INPUT ▸
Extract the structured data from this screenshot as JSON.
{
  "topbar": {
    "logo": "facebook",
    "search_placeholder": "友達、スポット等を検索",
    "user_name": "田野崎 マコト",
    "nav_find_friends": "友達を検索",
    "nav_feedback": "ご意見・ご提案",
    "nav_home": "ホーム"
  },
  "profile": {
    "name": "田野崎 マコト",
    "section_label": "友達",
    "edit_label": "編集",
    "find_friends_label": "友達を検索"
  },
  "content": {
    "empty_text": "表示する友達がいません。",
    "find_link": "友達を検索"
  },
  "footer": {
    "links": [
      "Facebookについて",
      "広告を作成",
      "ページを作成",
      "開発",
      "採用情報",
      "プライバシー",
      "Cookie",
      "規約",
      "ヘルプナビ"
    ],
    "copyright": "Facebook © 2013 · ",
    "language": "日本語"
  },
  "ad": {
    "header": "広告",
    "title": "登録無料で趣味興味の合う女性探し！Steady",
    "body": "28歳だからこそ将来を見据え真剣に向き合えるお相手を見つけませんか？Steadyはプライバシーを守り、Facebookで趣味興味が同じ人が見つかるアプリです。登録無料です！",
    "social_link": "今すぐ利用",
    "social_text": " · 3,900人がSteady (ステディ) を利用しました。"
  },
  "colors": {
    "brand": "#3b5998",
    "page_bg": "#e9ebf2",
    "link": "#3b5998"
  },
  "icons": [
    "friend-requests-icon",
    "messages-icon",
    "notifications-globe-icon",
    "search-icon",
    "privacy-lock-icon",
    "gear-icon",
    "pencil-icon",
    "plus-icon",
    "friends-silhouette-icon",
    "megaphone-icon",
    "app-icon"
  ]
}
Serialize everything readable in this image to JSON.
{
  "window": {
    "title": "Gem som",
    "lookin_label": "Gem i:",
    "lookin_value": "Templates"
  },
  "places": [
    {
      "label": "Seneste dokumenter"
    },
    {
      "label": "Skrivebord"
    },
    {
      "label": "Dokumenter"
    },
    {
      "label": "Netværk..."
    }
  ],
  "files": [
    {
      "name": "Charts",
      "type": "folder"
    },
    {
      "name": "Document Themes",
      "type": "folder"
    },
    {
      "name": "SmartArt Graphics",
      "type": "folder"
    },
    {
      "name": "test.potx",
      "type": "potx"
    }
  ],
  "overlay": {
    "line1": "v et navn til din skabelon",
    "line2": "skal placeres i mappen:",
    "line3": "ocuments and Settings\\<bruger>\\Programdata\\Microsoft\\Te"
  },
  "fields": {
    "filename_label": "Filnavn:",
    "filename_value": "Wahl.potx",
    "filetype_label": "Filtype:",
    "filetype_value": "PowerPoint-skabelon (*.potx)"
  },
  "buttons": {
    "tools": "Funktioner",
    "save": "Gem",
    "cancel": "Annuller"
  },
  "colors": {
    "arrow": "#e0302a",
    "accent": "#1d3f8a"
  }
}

SHORT PROBLEM ▸
Print all of the entries again, exactly as written.

RESPONSE TO THE EXERCISE ▸
Extract the structured data from this screenshot as JSON.
{
  "topbar": {
    "logo": "facebook",
    "search_placeholder": "友達、スポット等を検索",
    "user_name": "田野崎 マコト",
    "nav_find_friends": "友達を検索",
    "nav_feedback": "ご意見・ご提案",
    "nav_home": "ホーム"
  },
  "profile": {
    "name": "田野崎 マコト",
    "section_label": "友達",
    "edit_label": "編集",
    "find_friends_label": "友達を検索"
  },
  "content": {
    "empty_text": "表示する友達がいません。",
    "find_link": "友達を検索"
  },
  "footer": {
    "links": [
      "Facebookについて",
      "広告を作成",
      "ページを作成",
      "開発",
      "採用情報",
      "プライバシー",
      "Cookie",
      "規約",
      "ヘルプナビ"
    ],
    "copyright": "Facebook © 2013 · ",
    "language": "日本語"
  },
  "ad": {
    "header": "広告",
    "title": "登録無料で趣味興味の合う女性探し！Steady",
    "body": "28歳だからこそ将来を見据え真剣に向き合えるお相手を見つけませんか？Steadyはプライバシーを守り、Facebookで趣味興味が同じ人が見つかるアプリです。登録無料です！",
    "social_link": "今すぐ利用",
    "social_text": " · 3,900人がSteady (ステディ) を利用しました。"
  },
  "colors": {
    "brand": "#3b5998",
    "page_bg": "#e9ebf2",
    "link": "#3b5998"
  },
  "icons": [
    "friend-requests-icon",
    "messages-icon",
    "notifications-globe-icon",
    "search-icon",
    "privacy-lock-icon",
    "gear-icon",
    "pencil-icon",
    "plus-icon",
    "friends-silhouette-icon",
    "megaphone-icon",
    "app-icon"
  ]
}
Serialize everything readable in this image to JSON.
{
  "window": {
    "title": "Gem som",
    "lookin_label": "Gem i:",
    "lookin_value": "Templates"
  },
  "places": [
    {
      "label": "Seneste dokumenter"
    },
    {
      "label": "Skrivebord"
    },
    {
      "label": "Dokumenter"
    },
    {
      "label": "Netværk..."
    }
  ],
  "files": [
    {
      "name": "Charts",
      "type": "folder"
    },
    {
      "name": "Document Themes",
      "type": "folder"
    },
    {
      "name": "SmartArt Graphics",
      "type": "folder"
    },
    {
      "name": "test.potx",
      "type": "potx"
    }
  ],
  "overlay": {
    "line1": "v et navn til din skabelon",
    "line2": "skal placeres i mappen:",
    "line3": "ocuments and Settings\\<bruger>\\Programdata\\Microsoft\\Te"
  },
  "fields": {
    "filename_label": "Filnavn:",
    "filename_value": "Wahl.potx",
    "filetype_label": "Filtype:",
    "filetype_value": "PowerPoint-skabelon (*.potx)"
  },
  "buttons": {
    "tools": "Funktioner",
    "save": "Gem",
    "cancel": "Annuller"
  },
  "colors": {
    "arrow": "#e0302a",
    "accent": "#1d3f8a"
  }
}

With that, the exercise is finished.